* **The exercise**
Gather all lines in the entries below that include the word "Arginine".
****************
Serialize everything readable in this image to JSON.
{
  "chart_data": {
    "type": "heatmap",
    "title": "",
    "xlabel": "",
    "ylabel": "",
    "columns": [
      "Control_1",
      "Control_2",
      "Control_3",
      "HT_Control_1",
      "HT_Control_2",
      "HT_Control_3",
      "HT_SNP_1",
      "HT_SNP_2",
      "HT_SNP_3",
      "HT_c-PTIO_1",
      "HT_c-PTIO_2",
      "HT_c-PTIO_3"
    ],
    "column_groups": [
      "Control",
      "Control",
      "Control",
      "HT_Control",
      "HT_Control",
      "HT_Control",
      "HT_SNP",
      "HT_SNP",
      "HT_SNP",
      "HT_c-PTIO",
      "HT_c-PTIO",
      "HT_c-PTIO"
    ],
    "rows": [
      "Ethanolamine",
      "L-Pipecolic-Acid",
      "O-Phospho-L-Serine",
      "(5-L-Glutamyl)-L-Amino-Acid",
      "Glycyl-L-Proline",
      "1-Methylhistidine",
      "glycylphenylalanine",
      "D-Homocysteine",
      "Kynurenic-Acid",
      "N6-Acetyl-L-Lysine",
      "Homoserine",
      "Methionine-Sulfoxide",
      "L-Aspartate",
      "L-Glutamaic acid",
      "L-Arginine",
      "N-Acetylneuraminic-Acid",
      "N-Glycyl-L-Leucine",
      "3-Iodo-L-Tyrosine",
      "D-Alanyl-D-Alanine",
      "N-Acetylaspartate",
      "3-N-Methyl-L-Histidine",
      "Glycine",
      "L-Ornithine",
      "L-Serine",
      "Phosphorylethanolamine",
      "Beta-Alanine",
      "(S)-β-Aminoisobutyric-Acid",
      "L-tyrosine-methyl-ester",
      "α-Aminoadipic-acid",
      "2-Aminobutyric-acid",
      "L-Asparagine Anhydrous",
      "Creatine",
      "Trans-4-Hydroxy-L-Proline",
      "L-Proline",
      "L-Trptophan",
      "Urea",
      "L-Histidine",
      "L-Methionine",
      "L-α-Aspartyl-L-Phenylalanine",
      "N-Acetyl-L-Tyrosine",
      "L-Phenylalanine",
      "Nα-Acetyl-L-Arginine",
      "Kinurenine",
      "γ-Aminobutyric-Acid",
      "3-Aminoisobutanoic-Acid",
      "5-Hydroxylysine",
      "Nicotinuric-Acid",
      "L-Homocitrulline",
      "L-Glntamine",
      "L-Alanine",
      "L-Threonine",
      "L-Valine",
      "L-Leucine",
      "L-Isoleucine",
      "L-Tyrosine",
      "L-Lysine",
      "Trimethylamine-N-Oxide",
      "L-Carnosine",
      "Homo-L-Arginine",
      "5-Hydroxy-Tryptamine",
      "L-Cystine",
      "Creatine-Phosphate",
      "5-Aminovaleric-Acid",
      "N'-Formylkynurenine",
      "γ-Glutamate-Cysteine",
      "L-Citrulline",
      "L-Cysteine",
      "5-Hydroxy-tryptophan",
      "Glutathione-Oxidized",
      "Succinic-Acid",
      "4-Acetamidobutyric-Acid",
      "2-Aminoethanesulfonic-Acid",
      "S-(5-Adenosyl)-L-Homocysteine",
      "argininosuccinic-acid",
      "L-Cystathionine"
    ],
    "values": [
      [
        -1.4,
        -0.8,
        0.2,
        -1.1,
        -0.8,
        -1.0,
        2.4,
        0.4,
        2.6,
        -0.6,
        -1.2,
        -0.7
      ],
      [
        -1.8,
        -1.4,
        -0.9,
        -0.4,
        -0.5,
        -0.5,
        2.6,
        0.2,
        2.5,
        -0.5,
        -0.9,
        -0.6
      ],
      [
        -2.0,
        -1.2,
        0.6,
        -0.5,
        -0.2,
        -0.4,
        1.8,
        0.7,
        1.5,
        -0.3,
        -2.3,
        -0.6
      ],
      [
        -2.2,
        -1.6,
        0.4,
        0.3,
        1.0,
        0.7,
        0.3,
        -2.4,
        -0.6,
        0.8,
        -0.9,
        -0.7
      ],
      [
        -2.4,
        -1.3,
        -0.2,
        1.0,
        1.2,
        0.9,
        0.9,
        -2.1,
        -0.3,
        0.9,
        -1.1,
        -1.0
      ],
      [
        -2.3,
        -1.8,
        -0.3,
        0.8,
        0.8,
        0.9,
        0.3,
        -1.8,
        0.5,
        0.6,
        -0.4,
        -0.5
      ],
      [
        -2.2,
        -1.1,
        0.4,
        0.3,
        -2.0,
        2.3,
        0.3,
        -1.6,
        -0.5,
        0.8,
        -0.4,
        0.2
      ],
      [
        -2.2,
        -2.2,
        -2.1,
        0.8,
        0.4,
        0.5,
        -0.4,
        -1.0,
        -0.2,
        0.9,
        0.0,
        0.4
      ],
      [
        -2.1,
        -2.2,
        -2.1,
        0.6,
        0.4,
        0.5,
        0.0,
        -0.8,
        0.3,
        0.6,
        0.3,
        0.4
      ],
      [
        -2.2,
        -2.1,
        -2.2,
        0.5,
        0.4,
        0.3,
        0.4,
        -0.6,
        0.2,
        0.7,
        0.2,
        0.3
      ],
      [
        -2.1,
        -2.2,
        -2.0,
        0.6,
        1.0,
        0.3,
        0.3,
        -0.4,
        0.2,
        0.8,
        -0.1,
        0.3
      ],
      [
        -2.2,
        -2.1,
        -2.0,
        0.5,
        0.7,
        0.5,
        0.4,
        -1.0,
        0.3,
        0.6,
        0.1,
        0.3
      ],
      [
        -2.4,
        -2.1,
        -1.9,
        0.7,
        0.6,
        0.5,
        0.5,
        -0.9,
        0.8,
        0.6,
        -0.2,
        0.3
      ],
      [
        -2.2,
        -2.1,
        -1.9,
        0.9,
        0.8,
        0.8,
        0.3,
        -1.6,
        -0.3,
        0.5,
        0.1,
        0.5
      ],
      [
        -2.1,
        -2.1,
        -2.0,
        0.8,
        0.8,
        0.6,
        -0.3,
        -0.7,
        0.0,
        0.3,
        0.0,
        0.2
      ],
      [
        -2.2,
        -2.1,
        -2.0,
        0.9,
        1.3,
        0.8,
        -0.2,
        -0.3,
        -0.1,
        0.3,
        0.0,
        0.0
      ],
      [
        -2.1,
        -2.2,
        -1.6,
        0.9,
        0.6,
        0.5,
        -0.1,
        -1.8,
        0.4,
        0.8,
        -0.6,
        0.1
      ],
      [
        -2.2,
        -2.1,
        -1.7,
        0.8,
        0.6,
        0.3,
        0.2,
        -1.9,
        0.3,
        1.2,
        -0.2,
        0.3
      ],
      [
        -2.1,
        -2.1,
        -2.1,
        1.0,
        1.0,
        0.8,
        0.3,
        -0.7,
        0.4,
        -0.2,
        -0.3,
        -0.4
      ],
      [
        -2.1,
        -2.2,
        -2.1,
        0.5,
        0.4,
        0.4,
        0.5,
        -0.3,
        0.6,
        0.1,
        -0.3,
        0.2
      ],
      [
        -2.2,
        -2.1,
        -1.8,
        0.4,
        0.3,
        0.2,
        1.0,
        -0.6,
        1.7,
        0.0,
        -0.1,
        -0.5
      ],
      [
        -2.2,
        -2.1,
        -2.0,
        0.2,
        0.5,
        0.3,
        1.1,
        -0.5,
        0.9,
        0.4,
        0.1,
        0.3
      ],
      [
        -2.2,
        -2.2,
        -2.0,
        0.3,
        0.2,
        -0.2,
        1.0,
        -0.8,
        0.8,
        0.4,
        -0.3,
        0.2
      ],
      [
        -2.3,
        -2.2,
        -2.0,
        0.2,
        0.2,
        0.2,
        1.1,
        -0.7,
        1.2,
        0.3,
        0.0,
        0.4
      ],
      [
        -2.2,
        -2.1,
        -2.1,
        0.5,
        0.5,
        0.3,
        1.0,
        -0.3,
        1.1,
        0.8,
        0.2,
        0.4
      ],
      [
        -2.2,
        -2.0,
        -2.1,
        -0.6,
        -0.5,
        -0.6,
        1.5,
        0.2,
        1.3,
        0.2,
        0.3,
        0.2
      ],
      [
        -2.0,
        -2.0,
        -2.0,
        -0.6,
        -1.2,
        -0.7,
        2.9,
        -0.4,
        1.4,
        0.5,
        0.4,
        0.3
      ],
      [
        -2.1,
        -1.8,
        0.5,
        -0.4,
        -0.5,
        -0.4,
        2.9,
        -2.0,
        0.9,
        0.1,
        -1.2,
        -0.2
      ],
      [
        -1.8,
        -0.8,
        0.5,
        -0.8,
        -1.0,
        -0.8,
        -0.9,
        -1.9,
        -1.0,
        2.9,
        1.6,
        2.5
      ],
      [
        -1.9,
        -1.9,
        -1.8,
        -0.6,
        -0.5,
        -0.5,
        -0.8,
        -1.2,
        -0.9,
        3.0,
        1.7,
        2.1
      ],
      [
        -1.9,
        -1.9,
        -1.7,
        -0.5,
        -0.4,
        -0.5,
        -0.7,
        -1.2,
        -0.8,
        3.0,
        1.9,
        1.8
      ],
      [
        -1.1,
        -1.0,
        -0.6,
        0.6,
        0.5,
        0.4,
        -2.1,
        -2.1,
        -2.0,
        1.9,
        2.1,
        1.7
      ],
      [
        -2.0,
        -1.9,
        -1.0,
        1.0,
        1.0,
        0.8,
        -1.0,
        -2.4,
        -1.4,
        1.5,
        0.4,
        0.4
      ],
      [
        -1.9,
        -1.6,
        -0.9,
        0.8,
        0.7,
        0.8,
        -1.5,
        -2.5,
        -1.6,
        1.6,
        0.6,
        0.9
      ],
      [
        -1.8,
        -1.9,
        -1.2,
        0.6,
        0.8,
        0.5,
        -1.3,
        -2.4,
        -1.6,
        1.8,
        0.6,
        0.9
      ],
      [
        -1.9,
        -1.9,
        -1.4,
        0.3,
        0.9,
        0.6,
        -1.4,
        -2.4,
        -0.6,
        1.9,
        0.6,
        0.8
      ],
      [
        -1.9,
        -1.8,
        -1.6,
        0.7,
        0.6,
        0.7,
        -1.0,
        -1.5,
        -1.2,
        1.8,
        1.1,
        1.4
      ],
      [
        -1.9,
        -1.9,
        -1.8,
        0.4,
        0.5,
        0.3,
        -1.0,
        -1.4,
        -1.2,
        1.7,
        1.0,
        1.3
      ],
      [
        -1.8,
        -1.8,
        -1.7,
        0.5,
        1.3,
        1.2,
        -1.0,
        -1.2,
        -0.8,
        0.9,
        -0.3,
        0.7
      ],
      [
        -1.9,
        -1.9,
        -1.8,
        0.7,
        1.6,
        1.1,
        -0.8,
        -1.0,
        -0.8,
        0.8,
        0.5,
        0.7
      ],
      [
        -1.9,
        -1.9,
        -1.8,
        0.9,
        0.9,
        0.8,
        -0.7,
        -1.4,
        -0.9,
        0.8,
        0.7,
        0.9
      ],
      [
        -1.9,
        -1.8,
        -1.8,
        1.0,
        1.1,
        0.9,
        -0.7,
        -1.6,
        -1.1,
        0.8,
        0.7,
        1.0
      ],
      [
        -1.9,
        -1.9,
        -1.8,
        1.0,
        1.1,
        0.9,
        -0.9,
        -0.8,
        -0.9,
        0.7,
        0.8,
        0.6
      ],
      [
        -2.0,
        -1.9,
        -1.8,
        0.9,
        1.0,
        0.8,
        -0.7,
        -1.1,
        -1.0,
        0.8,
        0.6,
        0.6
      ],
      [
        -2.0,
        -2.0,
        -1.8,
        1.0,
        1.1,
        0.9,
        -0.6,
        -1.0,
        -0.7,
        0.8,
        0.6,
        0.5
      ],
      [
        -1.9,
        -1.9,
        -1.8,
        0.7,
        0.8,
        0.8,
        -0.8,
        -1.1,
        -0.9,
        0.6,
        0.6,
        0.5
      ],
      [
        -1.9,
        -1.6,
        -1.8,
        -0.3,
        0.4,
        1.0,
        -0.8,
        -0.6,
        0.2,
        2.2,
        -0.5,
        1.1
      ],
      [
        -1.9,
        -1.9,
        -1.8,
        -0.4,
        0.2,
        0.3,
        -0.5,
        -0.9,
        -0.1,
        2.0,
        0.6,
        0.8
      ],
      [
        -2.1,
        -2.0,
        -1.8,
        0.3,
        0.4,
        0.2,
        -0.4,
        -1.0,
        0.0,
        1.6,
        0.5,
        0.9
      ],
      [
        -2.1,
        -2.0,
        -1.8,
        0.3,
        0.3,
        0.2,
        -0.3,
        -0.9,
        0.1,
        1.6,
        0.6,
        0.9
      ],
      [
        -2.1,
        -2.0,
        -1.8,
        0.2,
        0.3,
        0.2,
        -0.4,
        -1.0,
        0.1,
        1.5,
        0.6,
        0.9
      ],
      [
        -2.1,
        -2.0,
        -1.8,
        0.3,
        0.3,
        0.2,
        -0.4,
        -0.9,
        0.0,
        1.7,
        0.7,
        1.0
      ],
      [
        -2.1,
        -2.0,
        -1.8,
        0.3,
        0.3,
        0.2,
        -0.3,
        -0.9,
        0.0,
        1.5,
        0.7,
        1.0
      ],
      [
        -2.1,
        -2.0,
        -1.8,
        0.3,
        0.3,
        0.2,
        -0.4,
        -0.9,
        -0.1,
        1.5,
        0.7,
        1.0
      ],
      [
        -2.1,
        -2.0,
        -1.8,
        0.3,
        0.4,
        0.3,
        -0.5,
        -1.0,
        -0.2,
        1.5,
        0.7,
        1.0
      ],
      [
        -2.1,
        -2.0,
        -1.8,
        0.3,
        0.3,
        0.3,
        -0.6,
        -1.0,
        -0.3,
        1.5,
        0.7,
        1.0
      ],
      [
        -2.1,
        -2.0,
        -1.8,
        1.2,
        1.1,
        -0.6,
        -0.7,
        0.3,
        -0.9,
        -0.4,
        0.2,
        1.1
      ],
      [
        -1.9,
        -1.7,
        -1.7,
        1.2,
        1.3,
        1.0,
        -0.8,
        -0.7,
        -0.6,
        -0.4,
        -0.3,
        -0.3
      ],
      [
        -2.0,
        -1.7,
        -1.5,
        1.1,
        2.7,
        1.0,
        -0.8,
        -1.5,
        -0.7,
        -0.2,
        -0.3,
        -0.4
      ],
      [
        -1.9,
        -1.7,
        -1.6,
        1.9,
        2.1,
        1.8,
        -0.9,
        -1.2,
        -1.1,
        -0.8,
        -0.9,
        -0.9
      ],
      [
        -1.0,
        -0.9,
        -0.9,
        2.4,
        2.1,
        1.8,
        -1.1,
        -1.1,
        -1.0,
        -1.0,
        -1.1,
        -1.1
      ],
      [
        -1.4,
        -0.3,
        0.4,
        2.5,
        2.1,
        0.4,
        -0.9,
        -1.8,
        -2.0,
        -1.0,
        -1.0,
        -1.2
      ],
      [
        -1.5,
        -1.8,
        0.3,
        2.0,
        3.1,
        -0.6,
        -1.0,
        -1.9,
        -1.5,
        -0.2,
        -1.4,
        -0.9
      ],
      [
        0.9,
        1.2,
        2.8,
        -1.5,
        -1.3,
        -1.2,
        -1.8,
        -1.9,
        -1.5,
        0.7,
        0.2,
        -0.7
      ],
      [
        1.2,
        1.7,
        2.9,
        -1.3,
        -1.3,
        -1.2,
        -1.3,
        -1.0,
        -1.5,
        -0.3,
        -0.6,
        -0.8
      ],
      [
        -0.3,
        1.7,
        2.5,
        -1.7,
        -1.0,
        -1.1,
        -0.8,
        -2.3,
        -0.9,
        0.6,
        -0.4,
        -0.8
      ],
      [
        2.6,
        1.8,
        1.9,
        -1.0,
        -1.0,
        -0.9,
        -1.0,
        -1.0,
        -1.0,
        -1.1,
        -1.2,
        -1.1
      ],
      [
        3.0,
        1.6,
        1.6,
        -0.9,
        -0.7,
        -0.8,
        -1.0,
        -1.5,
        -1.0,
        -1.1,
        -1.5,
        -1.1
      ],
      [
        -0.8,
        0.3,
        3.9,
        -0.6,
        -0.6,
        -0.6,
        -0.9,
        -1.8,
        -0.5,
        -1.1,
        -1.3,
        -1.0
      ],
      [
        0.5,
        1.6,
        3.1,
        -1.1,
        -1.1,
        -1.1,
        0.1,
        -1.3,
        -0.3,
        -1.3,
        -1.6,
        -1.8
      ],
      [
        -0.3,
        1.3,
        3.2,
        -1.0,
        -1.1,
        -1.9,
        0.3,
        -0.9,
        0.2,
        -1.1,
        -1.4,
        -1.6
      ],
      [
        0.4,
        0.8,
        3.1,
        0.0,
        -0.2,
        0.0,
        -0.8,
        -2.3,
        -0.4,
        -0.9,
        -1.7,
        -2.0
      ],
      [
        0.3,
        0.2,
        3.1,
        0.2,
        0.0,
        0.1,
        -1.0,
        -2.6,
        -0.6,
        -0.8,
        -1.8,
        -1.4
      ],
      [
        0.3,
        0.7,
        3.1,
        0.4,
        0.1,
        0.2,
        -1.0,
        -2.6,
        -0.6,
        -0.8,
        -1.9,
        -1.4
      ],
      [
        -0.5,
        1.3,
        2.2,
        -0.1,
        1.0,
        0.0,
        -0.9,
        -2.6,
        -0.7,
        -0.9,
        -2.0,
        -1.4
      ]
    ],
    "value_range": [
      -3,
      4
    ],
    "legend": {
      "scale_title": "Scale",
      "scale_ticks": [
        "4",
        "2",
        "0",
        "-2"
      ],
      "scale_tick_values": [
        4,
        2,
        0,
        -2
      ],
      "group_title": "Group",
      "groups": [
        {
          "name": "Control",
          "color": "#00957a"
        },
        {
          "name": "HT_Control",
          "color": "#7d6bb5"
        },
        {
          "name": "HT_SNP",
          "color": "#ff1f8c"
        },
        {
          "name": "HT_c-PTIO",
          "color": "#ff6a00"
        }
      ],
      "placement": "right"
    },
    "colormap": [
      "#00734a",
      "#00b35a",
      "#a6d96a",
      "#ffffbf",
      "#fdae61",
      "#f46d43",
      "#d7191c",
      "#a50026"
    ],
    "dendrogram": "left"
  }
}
****************
* **Task response**
      "L-Arginine",
      "Nα-Acetyl-L-Arginine",
      "Homo-L-Arginine",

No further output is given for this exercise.